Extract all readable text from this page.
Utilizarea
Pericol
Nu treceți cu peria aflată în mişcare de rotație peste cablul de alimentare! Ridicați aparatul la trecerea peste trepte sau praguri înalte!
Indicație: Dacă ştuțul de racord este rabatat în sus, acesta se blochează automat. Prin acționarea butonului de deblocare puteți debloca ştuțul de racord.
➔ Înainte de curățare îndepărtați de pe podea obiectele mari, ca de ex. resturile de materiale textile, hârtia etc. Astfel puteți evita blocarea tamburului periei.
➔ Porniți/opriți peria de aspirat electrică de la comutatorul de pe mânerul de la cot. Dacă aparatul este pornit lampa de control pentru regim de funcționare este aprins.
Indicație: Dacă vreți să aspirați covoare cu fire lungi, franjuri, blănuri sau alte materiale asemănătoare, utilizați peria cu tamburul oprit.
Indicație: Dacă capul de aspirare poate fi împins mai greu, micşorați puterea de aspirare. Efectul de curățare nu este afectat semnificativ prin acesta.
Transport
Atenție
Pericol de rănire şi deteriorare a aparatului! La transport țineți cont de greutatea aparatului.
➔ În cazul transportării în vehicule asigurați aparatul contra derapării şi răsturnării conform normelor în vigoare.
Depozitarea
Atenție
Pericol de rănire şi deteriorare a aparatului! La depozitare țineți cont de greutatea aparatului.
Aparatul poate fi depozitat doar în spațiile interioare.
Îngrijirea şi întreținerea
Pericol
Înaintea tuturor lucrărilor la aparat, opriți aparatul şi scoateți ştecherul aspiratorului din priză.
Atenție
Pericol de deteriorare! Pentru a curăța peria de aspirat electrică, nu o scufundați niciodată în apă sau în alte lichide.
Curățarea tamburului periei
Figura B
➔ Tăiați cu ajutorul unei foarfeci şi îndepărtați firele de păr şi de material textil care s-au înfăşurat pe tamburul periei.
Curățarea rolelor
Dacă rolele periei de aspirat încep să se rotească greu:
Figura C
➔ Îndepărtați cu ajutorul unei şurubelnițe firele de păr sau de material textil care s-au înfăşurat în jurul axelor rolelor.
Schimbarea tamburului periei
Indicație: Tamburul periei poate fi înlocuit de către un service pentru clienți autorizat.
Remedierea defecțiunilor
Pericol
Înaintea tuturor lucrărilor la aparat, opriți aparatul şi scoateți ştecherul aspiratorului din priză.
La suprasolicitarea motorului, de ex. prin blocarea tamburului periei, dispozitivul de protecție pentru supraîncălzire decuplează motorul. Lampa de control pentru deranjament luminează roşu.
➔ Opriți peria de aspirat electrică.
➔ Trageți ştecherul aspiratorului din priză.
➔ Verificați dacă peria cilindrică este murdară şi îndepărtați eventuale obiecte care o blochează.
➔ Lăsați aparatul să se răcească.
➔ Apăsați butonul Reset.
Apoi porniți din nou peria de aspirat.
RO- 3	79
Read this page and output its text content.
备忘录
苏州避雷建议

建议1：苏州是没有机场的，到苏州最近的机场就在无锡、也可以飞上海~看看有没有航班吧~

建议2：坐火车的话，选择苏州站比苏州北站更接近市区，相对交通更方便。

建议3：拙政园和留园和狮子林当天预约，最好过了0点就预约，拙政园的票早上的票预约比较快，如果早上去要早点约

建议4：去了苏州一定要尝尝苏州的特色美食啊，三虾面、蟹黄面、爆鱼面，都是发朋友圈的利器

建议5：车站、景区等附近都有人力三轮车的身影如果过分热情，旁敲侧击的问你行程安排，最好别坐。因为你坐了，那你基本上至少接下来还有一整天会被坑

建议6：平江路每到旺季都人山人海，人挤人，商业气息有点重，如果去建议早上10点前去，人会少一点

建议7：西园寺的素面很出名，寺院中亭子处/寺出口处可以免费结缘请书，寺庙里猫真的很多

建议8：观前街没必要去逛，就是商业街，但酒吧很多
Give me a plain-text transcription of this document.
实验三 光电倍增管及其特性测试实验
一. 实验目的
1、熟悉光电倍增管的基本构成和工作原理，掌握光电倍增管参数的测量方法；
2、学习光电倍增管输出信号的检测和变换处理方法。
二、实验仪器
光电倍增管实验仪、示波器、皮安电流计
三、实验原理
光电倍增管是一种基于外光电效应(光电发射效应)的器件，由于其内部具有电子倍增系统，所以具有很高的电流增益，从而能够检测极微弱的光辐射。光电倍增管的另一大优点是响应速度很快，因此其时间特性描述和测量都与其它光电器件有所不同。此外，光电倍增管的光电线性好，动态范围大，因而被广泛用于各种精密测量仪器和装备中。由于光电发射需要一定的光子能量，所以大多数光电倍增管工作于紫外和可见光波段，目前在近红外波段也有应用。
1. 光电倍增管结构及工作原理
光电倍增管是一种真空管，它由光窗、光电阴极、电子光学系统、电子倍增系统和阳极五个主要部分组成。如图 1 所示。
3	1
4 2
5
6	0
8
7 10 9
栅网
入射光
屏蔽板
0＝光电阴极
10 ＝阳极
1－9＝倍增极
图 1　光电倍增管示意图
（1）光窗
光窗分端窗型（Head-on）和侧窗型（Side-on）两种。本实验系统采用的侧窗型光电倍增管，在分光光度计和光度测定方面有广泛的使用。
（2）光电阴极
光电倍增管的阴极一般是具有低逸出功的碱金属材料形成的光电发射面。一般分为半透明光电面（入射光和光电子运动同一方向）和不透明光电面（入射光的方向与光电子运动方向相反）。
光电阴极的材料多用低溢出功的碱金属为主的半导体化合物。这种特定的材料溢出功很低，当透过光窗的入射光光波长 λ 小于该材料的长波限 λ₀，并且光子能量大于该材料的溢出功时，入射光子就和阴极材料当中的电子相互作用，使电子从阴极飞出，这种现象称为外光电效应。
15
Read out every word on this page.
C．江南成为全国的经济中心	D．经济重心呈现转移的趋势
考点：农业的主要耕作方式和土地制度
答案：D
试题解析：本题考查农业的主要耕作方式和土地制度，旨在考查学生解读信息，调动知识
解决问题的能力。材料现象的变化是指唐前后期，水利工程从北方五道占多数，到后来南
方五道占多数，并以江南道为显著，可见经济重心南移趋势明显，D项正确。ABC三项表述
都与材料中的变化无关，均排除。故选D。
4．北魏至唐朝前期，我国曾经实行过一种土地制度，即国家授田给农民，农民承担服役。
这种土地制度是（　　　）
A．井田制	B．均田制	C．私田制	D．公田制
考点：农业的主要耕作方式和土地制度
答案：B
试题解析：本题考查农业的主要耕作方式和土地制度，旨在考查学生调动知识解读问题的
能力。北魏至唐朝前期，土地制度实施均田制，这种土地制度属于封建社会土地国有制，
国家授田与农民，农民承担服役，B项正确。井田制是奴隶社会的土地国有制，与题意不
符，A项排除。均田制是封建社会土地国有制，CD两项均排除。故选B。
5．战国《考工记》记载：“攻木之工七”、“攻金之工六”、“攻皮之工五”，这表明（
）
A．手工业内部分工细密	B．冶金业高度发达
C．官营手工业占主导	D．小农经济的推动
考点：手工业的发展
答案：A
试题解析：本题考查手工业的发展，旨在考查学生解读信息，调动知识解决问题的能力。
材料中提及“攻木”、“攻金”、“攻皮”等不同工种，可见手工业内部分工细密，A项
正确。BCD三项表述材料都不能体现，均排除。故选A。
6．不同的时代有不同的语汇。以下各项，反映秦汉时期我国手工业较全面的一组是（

·····

** EXERCISE TASK **
Every entry must be quoted exactly as it appears above.

** SOLUTION FOR THIS EXERCISE **
Extract all readable text from this page.
Utilizarea
Pericol
Nu treceți cu peria aflată în mişcare de rotație peste cablul de alimentare! Ridicați aparatul la trecerea peste trepte sau praguri înalte!
Indicație: Dacă ştuțul de racord este rabatat în sus, acesta se blochează automat. Prin acționarea butonului de deblocare puteți debloca ştuțul de racord.
➔ Înainte de curățare îndepărtați de pe podea obiectele mari, ca de ex. resturile de materiale textile, hârtia etc. Astfel puteți evita blocarea tamburului periei.
➔ Porniți/opriți peria de aspirat electrică de la comutatorul de pe mânerul de la cot. Dacă aparatul este pornit lampa de control pentru regim de funcționare este aprins.
Indicație: Dacă vreți să aspirați covoare cu fire lungi, franjuri, blănuri sau alte materiale asemănătoare, utilizați peria cu tamburul oprit.
Indicație: Dacă capul de aspirare poate fi împins mai greu, micşorați puterea de aspirare. Efectul de curățare nu este afectat semnificativ prin acesta.
Transport
Atenție
Pericol de rănire şi deteriorare a aparatului! La transport țineți cont de greutatea aparatului.
➔ În cazul transportării în vehicule asigurați aparatul contra derapării şi răsturnării conform normelor în vigoare.
Depozitarea
Atenție
Pericol de rănire şi deteriorare a aparatului! La depozitare țineți cont de greutatea aparatului.
Aparatul poate fi depozitat doar în spațiile interioare.
Îngrijirea şi întreținerea
Pericol
Înaintea tuturor lucrărilor la aparat, opriți aparatul şi scoateți ştecherul aspiratorului din priză.
Atenție
Pericol de deteriorare! Pentru a curăța peria de aspirat electrică, nu o scufundați niciodată în apă sau în alte lichide.
Curățarea tamburului periei
Figura B
➔ Tăiați cu ajutorul unei foarfeci şi îndepărtați firele de păr şi de material textil care s-au înfăşurat pe tamburul periei.
Curățarea rolelor
Dacă rolele periei de aspirat încep să se rotească greu:
Figura C
➔ Îndepărtați cu ajutorul unei şurubelnițe firele de păr sau de material textil care s-au înfăşurat în jurul axelor rolelor.
Schimbarea tamburului periei
Indicație: Tamburul periei poate fi înlocuit de către un service pentru clienți autorizat.
Remedierea defecțiunilor
Pericol
Înaintea tuturor lucrărilor la aparat, opriți aparatul şi scoateți ştecherul aspiratorului din priză.
La suprasolicitarea motorului, de ex. prin blocarea tamburului periei, dispozitivul de protecție pentru supraîncălzire decuplează motorul. Lampa de control pentru deranjament luminează roşu.
➔ Opriți peria de aspirat electrică.
➔ Trageți ştecherul aspiratorului din priză.
➔ Verificați dacă peria cilindrică este murdară şi îndepărtați eventuale obiecte care o blochează.
➔ Lăsați aparatul să se răcească.
➔ Apăsați butonul Reset.
Apoi porniți din nou peria de aspirat.
RO- 3	79
Read this page and output its text content.
备忘录
苏州避雷建议

建议1：苏州是没有机场的，到苏州最近的机场就在无锡、也可以飞上海~看看有没有航班吧~

建议2：坐火车的话，选择苏州站比苏州北站更接近市区，相对交通更方便。

建议3：拙政园和留园和狮子林当天预约，最好过了0点就预约，拙政园的票早上的票预约比较快，如果早上去要早点约

建议4：去了苏州一定要尝尝苏州的特色美食啊，三虾面、蟹黄面、爆鱼面，都是发朋友圈的利器

建议5：车站、景区等附近都有人力三轮车的身影如果过分热情，旁敲侧击的问你行程安排，最好别坐。因为你坐了，那你基本上至少接下来还有一整天会被坑

建议6：平江路每到旺季都人山人海，人挤人，商业气息有点重，如果去建议早上10点前去，人会少一点

建议7：西园寺的素面很出名，寺院中亭子处/寺出口处可以免费结缘请书，寺庙里猫真的很多

建议8：观前街没必要去逛，就是商业街，但酒吧很多
Give me a plain-text transcription of this document.
实验三 光电倍增管及其特性测试实验
一. 实验目的
1、熟悉光电倍增管的基本构成和工作原理，掌握光电倍增管参数的测量方法；
2、学习光电倍增管输出信号的检测和变换处理方法。
二、实验仪器
光电倍增管实验仪、示波器、皮安电流计
三、实验原理
光电倍增管是一种基于外光电效应(光电发射效应)的器件，由于其内部具有电子倍增系统，所以具有很高的电流增益，从而能够检测极微弱的光辐射。光电倍增管的另一大优点是响应速度很快，因此其时间特性描述和测量都与其它光电器件有所不同。此外，光电倍增管的光电线性好，动态范围大，因而被广泛用于各种精密测量仪器和装备中。由于光电发射需要一定的光子能量，所以大多数光电倍增管工作于紫外和可见光波段，目前在近红外波段也有应用。
1. 光电倍增管结构及工作原理
光电倍增管是一种真空管，它由光窗、光电阴极、电子光学系统、电子倍增系统和阳极五个主要部分组成。如图 1 所示。
3	1
4 2
5
6	0
8
7 10 9
栅网
入射光
屏蔽板
0＝光电阴极
10 ＝阳极
1－9＝倍增极
图 1　光电倍增管示意图
（1）光窗
光窗分端窗型（Head-on）和侧窗型（Side-on）两种。本实验系统采用的侧窗型光电倍增管，在分光光度计和光度测定方面有广泛的使用。
（2）光电阴极
光电倍增管的阴极一般是具有低逸出功的碱金属材料形成的光电发射面。一般分为半透明光电面（入射光和光电子运动同一方向）和不透明光电面（入射光的方向与光电子运动方向相反）。
光电阴极的材料多用低溢出功的碱金属为主的半导体化合物。这种特定的材料溢出功很低，当透过光窗的入射光光波长 λ 小于该材料的长波限 λ₀，并且光子能量大于该材料的溢出功时，入射光子就和阴极材料当中的电子相互作用，使电子从阴极飞出，这种现象称为外光电效应。
15
Read out every word on this page.
C．江南成为全国的经济中心	D．经济重心呈现转移的趋势
考点：农业的主要耕作方式和土地制度
答案：D
试题解析：本题考查农业的主要耕作方式和土地制度，旨在考查学生解读信息，调动知识
解决问题的能力。材料现象的变化是指唐前后期，水利工程从北方五道占多数，到后来南
方五道占多数，并以江南道为显著，可见经济重心南移趋势明显，D项正确。ABC三项表述
都与材料中的变化无关，均排除。故选D。
4．北魏至唐朝前期，我国曾经实行过一种土地制度，即国家授田给农民，农民承担服役。
这种土地制度是（　　　）
A．井田制	B．均田制	C．私田制	D．公田制
考点：农业的主要耕作方式和土地制度
答案：B
试题解析：本题考查农业的主要耕作方式和土地制度，旨在考查学生调动知识解读问题的
能力。北魏至唐朝前期，土地制度实施均田制，这种土地制度属于封建社会土地国有制，
国家授田与农民，农民承担服役，B项正确。井田制是奴隶社会的土地国有制，与题意不
符，A项排除。均田制是封建社会土地国有制，CD两项均排除。故选B。
5．战国《考工记》记载：“攻木之工七”、“攻金之工六”、“攻皮之工五”，这表明（
）
A．手工业内部分工细密	B．冶金业高度发达
C．官营手工业占主导	D．小农经济的推动
考点：手工业的发展
答案：A
试题解析：本题考查手工业的发展，旨在考查学生解读信息，调动知识解决问题的能力。
材料中提及“攻木”、“攻金”、“攻皮”等不同工种，可见手工业内部分工细密，A项
正确。BCD三项表述材料都不能体现，均排除。故选A。
6．不同的时代有不同的语汇。以下各项，反映秦汉时期我国手工业较全面的一组是（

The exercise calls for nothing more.